▶ _Aim of the task_:
Keep the wording of each record exactly the same when you repeat it, and leave out pictures.

## START

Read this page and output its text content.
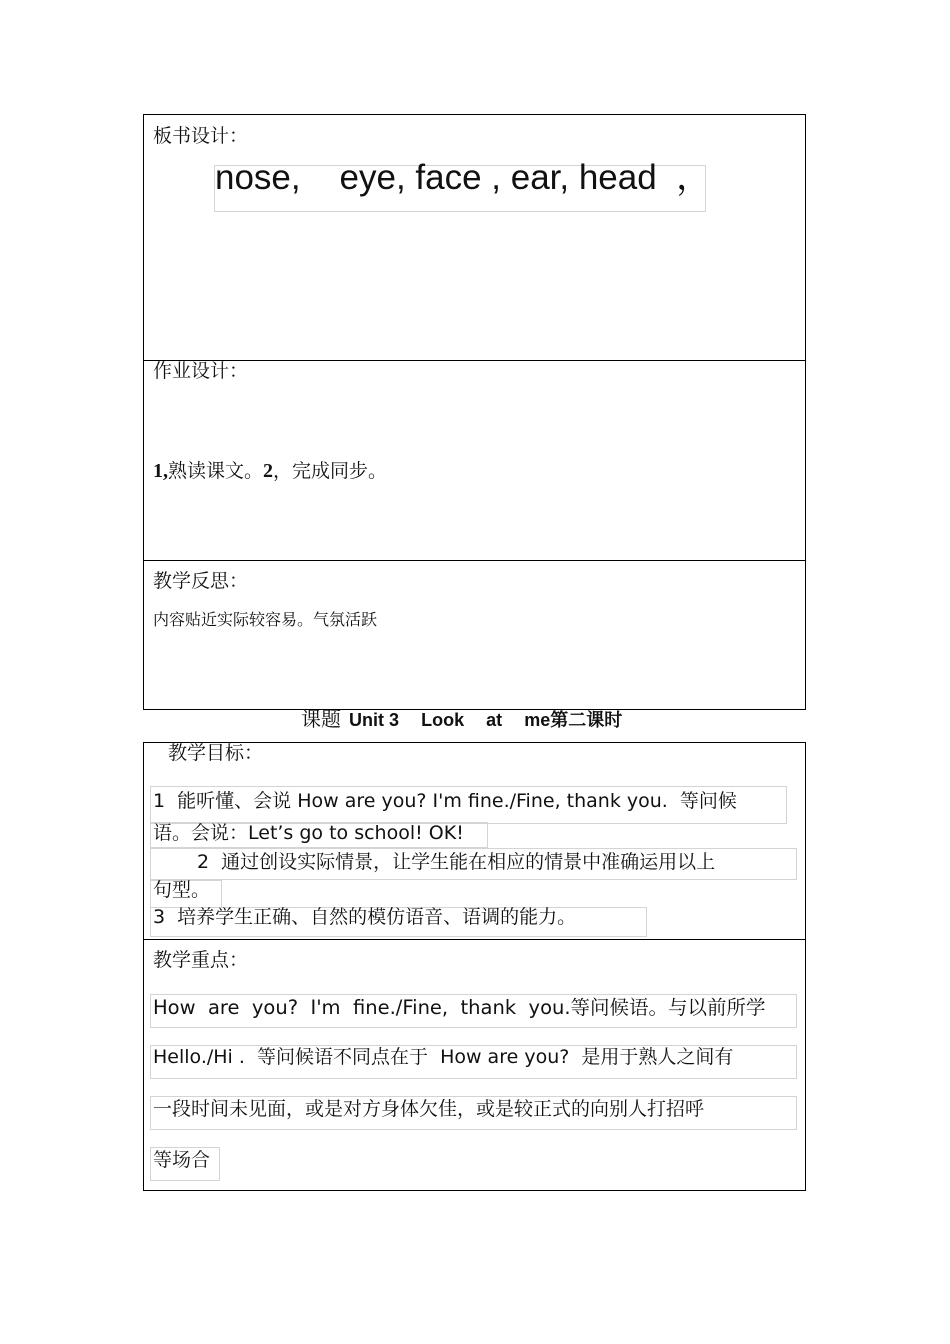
板书设计：
nose,    eye, face , ear, head  ，
作业设计：
1,熟读课文。2，完成同步。
教学反思：
内容贴近实际较容易。气氛活跃
课题 Unit 3 Look at me第二课时
教学目标：
1  能听懂、会说 How are you? I'm fine./Fine, thank you.  等问候
语。会说：Let’s go to school! OK!
2  通过创设实际情景，让学生能在相应的情景中准确运用以上
句型。
3  培养学生正确、自然的模仿语音、语调的能力。
教学重点：
How  are  you?  I'm  fine./Fine,  thank  you.等问候语。与以前所学
Hello./Hi .  等问候语不同点在于  How are you?  是用于熟人之间有
一段时间未见面，或是对方身体欠佳，或是较正式的向别人打招呼
等场合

## END

▶ _Result of the task_:
Read this page and output its text content.
板书设计：
nose,    eye, face , ear, head  ，
作业设计：
1,熟读课文。2，完成同步。
教学反思：
内容贴近实际较容易。气氛活跃
课题 Unit 3 Look at me第二课时
教学目标：
1  能听懂、会说 How are you? I'm fine./Fine, thank you.  等问候
语。会说：Let’s go to school! OK!
2  通过创设实际情景，让学生能在相应的情景中准确运用以上
句型。
3  培养学生正确、自然的模仿语音、语调的能力。
教学重点：
How  are  you?  I'm  fine./Fine,  thank  you.等问候语。与以前所学
Hello./Hi .  等问候语不同点在于  How are you?  是用于熟人之间有
一段时间未见面，或是对方身体欠佳，或是较正式的向别人打招呼
等场合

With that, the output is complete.